/---

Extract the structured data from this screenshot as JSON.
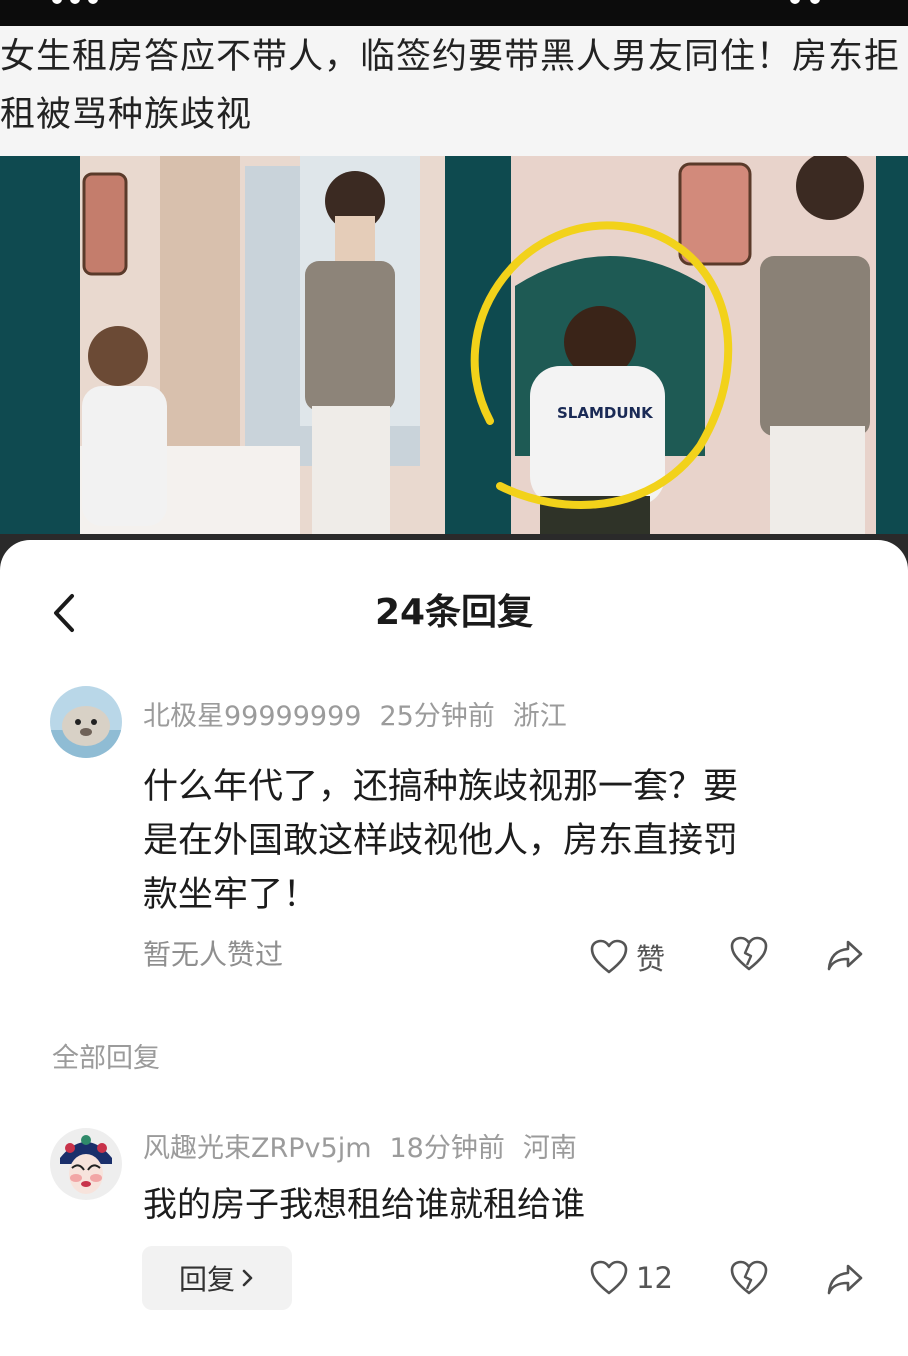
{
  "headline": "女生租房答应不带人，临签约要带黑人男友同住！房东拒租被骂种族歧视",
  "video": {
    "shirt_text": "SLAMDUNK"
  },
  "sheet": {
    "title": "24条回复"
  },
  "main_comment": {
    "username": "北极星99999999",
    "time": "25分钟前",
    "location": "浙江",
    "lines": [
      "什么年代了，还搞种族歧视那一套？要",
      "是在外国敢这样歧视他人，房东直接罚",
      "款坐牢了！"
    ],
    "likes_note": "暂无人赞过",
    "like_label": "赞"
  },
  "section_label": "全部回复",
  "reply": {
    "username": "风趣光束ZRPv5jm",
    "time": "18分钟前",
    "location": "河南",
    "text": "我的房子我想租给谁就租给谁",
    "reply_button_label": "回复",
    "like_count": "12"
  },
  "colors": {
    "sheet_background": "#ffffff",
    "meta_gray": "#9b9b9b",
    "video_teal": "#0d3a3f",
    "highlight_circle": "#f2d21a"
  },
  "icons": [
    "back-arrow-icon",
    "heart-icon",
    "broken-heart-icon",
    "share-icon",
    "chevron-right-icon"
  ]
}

\---

● **TASK OBJECTIVE**
Say how many lines in this listing hold the string "username", giving the count and nothing more.

● **COMPLETE ANSWER**
2